あなたの課題
下にある中野坂上デーモンズの観劇をめぐる文章を、一字も変えずに全文もう一度示してください。

読む文章
┄┄┄┄┄┄┄┄┄┄

初めて、中野坂上デーモンズの憂鬱(だった頃)を観たのは2019の『髄』。その日は自分の48歳の誕生日。『髄』って。誕生日で『髄』って随分な話だ。夏にMOHE・MAPで『アイスクリームマン』(俺にとっての最重要演劇作品の1つを松森モヘーが演出した舞台は語りだしたら今回のnoteが終わる)秋にオルギア視聴覚室で『藤』という短編(Twitterには「あっという間に不条理を完遂」と感想を書いた。This isデーモンズ)を観ていた。満を持して、本公演。俺はTwitterを始めてからオルギア界隈(便宜上、使う笑)の演劇シーンを知ったのだが、デーモンズと地蔵中毒はフライヤーで随分と前から存在を認識していたのに(フライヤー原理主義者なので)どっちもその独特が過ぎるセンスに二の足を華麗にステップで踏んでいた。特にデーモンズは絶対に肌が合わないと思っていた笑。演劇食わず嫌い王。昔ならハイレグジーザズ(簡単に説明するとち○こをコンビニ袋で隠して演劇をした気合上等の人たち。ゼロ年代・テン年代演劇に与えた影響は大きいと考えているが語りだしたら今回のnoteが終わる)に感じた皮膚感覚。そこ具体的に書けよって話なのだが、もうこれは勘なのだ。後々にモヘー(と俳優たち)が(ほぼ)全裸で舞台に上がっている画像を見て(ちん○が出たこともあるらしい)そういう勘の鋭さに苦笑したもんだった。想像するデーモンズ大狂乱時代。観とけばよかった。

┄┄┄┄┄┄┄┄┄┄

提供情報

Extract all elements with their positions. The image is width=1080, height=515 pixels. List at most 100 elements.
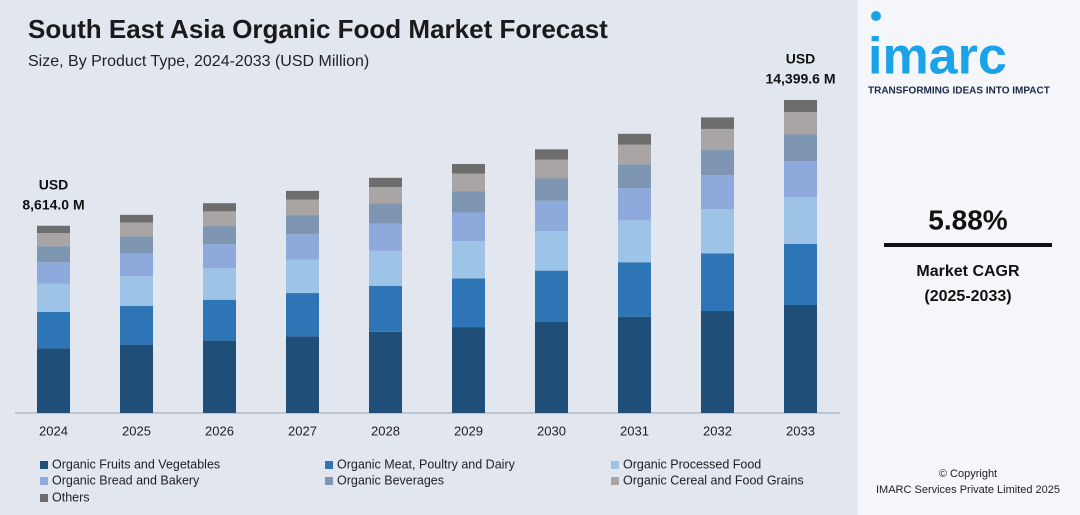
x-tick-label: 2027 xyxy=(288,423,317,438)
bar-segment xyxy=(286,215,319,235)
company: IMARC Services Private Limited 2025 xyxy=(876,484,1060,496)
bar-segment xyxy=(286,336,319,413)
bar-segment xyxy=(203,268,236,300)
bar-segment xyxy=(286,293,319,337)
bar-segment xyxy=(37,262,70,284)
cagr-value: 5.88% xyxy=(928,204,1007,235)
bar-segment xyxy=(618,220,651,263)
bar-segment xyxy=(203,211,236,227)
bar-segment xyxy=(701,209,734,254)
bar-segment xyxy=(535,178,568,201)
bar-segment xyxy=(535,200,568,232)
bar-segment xyxy=(369,186,402,204)
bar-segment xyxy=(120,214,153,223)
bar-segment xyxy=(701,128,734,150)
bar-segment xyxy=(120,305,153,345)
legend-label: Others xyxy=(52,490,90,504)
bar-segment xyxy=(37,283,70,312)
legend-swatch xyxy=(40,461,48,469)
bar-segment xyxy=(369,223,402,251)
bar-segment xyxy=(37,246,70,263)
bar-segment xyxy=(369,331,402,413)
bar-segment xyxy=(452,173,485,192)
legend-label: Organic Cereal and Food Grains xyxy=(623,473,804,487)
x-tick-label: 2024 xyxy=(39,423,68,438)
bar-segment xyxy=(701,117,734,129)
bar-segment xyxy=(369,177,402,187)
bar-segment xyxy=(120,344,153,413)
legend-label: Organic Fruits and Vegetables xyxy=(52,457,220,471)
bar-segment xyxy=(203,226,236,245)
bar-segment xyxy=(369,250,402,286)
bar-segment xyxy=(618,133,651,145)
sidebar-background xyxy=(858,0,1080,515)
x-tick-label: 2029 xyxy=(454,423,483,438)
chart-subtitle: Size, By Product Type, 2024-2033 (USD Mi… xyxy=(28,53,369,70)
bar-segment xyxy=(452,212,485,242)
legend-swatch xyxy=(611,477,619,485)
bar-segment xyxy=(535,149,568,160)
bar-segment xyxy=(618,144,651,165)
legend-swatch xyxy=(325,477,333,485)
legend-label: Organic Meat, Poultry and Dairy xyxy=(337,457,516,471)
bar-segment xyxy=(618,188,651,221)
bar-segment xyxy=(203,299,236,341)
bar-segment xyxy=(701,175,734,210)
bar-segment xyxy=(286,190,319,200)
bar-segment xyxy=(701,149,734,176)
bar-segment xyxy=(618,316,651,413)
x-tick-label: 2028 xyxy=(371,423,400,438)
bar-segment xyxy=(784,197,817,244)
bar-segment xyxy=(784,305,817,413)
bar-segment xyxy=(784,112,817,135)
bar-segment xyxy=(452,241,485,279)
bar-segment xyxy=(618,262,651,317)
bar-segment xyxy=(37,225,70,234)
bar-segment xyxy=(203,203,236,212)
bar-segment xyxy=(37,348,70,413)
bar-segment xyxy=(618,164,651,189)
bar-segment xyxy=(701,253,734,312)
cagr-label: Market CAGR xyxy=(916,263,1020,280)
bar-segment xyxy=(701,311,734,413)
x-tick-label: 2032 xyxy=(703,423,732,438)
legend-label: Organic Processed Food xyxy=(623,457,761,471)
x-tick-label: 2030 xyxy=(537,423,566,438)
bar-segment xyxy=(120,236,153,254)
bar-segment xyxy=(535,159,568,179)
bar-segment xyxy=(535,322,568,413)
legend-swatch xyxy=(40,477,48,485)
logo: imarc xyxy=(868,28,1007,86)
bar-segment xyxy=(286,234,319,260)
bar-segment xyxy=(286,259,319,294)
legend-swatch xyxy=(40,494,48,502)
bar-segment xyxy=(452,191,485,213)
annotation-prefix: USD xyxy=(786,51,816,67)
logo-dot xyxy=(871,11,881,21)
copyright: © Copyright xyxy=(939,468,997,480)
bar-segment xyxy=(369,203,402,224)
bar-segment xyxy=(203,244,236,269)
legend-swatch xyxy=(611,461,619,469)
bar-segment xyxy=(535,270,568,323)
bar-segment xyxy=(37,311,70,349)
cagr-period: (2025-2033) xyxy=(924,288,1011,305)
bar-segment xyxy=(452,163,485,174)
bar-segment xyxy=(120,222,153,237)
bar-segment xyxy=(784,161,817,198)
x-tick-label: 2025 xyxy=(122,423,151,438)
bar-segment xyxy=(203,340,236,413)
legend-label: Organic Bread and Bakery xyxy=(52,473,200,487)
x-tick-label: 2031 xyxy=(620,423,649,438)
tagline: TRANSFORMING IDEAS INTO IMPACT xyxy=(868,86,1050,97)
bar-segment xyxy=(535,231,568,271)
legend-label: Organic Beverages xyxy=(337,473,444,487)
bar-segment xyxy=(120,253,153,277)
bar-segment xyxy=(784,134,817,162)
bar-segment xyxy=(452,327,485,413)
bar-segment xyxy=(784,243,817,306)
bar-segment xyxy=(452,278,485,328)
chart-title: South East Asia Organic Food Market Fore… xyxy=(28,14,608,44)
bar-segment xyxy=(120,276,153,306)
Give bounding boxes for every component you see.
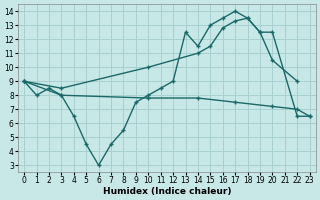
X-axis label: Humidex (Indice chaleur): Humidex (Indice chaleur) (103, 187, 231, 196)
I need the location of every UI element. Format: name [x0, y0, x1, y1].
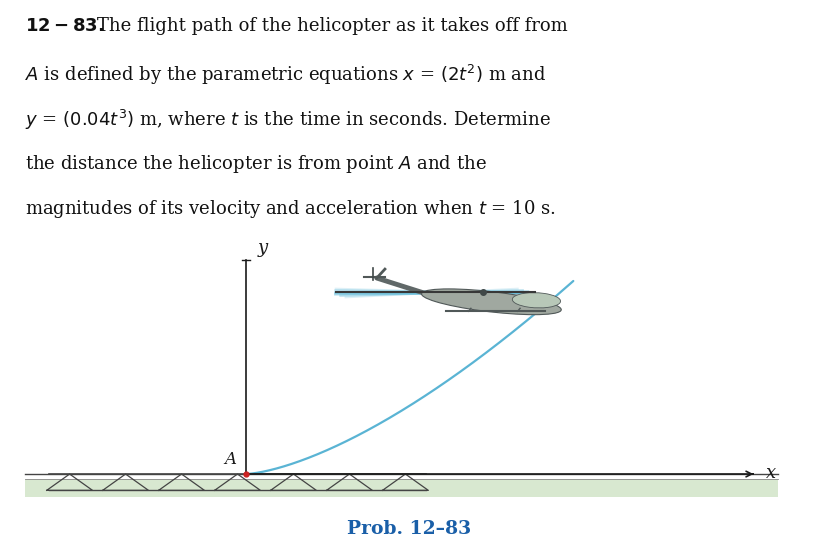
Bar	[25, 479, 778, 497]
Text: A: A	[224, 450, 236, 468]
Text: y: y	[258, 239, 268, 257]
Text: magnitudes of its velocity and acceleration when $t$ = 10 s.: magnitudes of its velocity and accelerat…	[25, 198, 555, 220]
Ellipse shape	[422, 289, 561, 315]
Ellipse shape	[513, 293, 560, 308]
Text: $y$ = $(0.04t^3)$ m, where $t$ is the time in seconds. Determine: $y$ = $(0.04t^3)$ m, where $t$ is the ti…	[25, 108, 550, 132]
Text: Prob. 12–83: Prob. 12–83	[347, 520, 472, 538]
Text: the distance the helicopter is from point $A$ and the: the distance the helicopter is from poin…	[25, 153, 486, 175]
Text: $\mathbf{12-83.}$: $\mathbf{12-83.}$	[25, 17, 104, 35]
Text: The flight path of the helicopter as it takes off from: The flight path of the helicopter as it …	[97, 17, 568, 35]
Text: x: x	[766, 464, 776, 481]
Text: $A$ is defined by the parametric equations $x$ = $(2t^2)$ m and: $A$ is defined by the parametric equatio…	[25, 63, 545, 87]
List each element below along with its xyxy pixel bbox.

┄┄┄┄┄┄┄┄┄┄

正解
初めて、中野坂上デーモンズの憂鬱(だった頃)を観たのは2019の『髄』。その日は自分の48歳の誕生日。『髄』って。誕生日で『髄』って随分な話だ。夏にMOHE・MAPで『アイスクリームマン』(俺にとっての最重要演劇作品の1つを松森モヘーが演出した舞台は語りだしたら今回のnoteが終わる)秋にオルギア視聴覚室で『藤』という短編(Twitterには「あっという間に不条理を完遂」と感想を書いた。This isデーモンズ)を観ていた。満を持して、本公演。俺はTwitterを始めてからオルギア界隈(便宜上、使う笑)の演劇シーンを知ったのだが、デーモンズと地蔵中毒はフライヤーで随分と前から存在を認識していたのに(フライヤー原理主義者なので)どっちもその独特が過ぎるセンスに二の足を華麗にステップで踏んでいた。特にデーモンズは絶対に肌が合わないと思っていた笑。演劇食わず嫌い王。昔ならハイレグジーザズ(簡単に説明するとち○こをコンビニ袋で隠して演劇をした気合上等の人たち。ゼロ年代・テン年代演劇に与えた影響は大きいと考えているが語りだしたら今回のnoteが終わる)に感じた皮膚感覚。そこ具体的に書けよって話なのだが、もうこれは勘なのだ。後々にモヘー(と俳優たち)が(ほぼ)全裸で舞台に上がっている画像を見て(ちん○が出たこともあるらしい)そういう勘の鋭さに苦笑したもんだった。想像するデーモンズ大狂乱時代。観とけばよかった。